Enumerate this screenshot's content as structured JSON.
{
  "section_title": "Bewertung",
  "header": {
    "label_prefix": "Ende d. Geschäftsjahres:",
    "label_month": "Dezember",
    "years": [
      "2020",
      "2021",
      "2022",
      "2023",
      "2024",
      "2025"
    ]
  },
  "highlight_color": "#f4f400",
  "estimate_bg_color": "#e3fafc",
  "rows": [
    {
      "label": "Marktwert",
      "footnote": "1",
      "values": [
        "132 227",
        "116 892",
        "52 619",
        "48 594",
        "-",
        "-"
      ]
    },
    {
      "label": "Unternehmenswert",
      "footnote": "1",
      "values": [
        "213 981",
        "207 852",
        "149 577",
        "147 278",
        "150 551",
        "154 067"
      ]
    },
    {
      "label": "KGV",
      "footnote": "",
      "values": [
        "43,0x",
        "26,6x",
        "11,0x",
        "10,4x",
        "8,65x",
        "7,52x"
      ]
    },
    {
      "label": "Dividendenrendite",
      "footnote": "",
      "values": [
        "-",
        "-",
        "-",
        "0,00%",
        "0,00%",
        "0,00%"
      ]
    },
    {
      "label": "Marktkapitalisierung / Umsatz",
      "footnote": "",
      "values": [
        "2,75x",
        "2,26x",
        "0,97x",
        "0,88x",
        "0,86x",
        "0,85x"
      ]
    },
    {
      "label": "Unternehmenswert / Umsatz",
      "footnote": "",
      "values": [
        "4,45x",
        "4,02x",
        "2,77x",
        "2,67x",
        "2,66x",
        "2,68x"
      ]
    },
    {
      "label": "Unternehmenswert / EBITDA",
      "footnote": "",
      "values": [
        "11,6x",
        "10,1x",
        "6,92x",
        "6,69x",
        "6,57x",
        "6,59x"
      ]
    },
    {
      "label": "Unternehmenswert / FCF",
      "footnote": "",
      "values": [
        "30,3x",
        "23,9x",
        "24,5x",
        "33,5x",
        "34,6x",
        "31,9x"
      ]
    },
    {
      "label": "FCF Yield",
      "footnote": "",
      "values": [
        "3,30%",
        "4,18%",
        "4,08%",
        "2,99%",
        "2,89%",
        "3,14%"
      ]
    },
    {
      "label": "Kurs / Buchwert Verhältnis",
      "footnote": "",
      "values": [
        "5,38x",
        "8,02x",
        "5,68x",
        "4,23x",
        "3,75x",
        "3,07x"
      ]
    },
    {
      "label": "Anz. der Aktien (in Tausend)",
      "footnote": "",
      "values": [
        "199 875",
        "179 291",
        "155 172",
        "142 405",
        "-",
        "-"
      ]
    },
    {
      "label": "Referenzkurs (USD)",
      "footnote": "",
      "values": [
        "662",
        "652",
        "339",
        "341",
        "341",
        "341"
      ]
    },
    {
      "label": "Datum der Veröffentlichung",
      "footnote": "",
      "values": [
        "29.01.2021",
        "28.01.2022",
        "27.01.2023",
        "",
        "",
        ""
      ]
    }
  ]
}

#### AIM OF THE TASK
List all lines in the material containing the string "Umsatz".

#### THE RESULT
      "label": "Marktkapitalisierung / Umsatz",
      "label": "Unternehmenswert / Umsatz",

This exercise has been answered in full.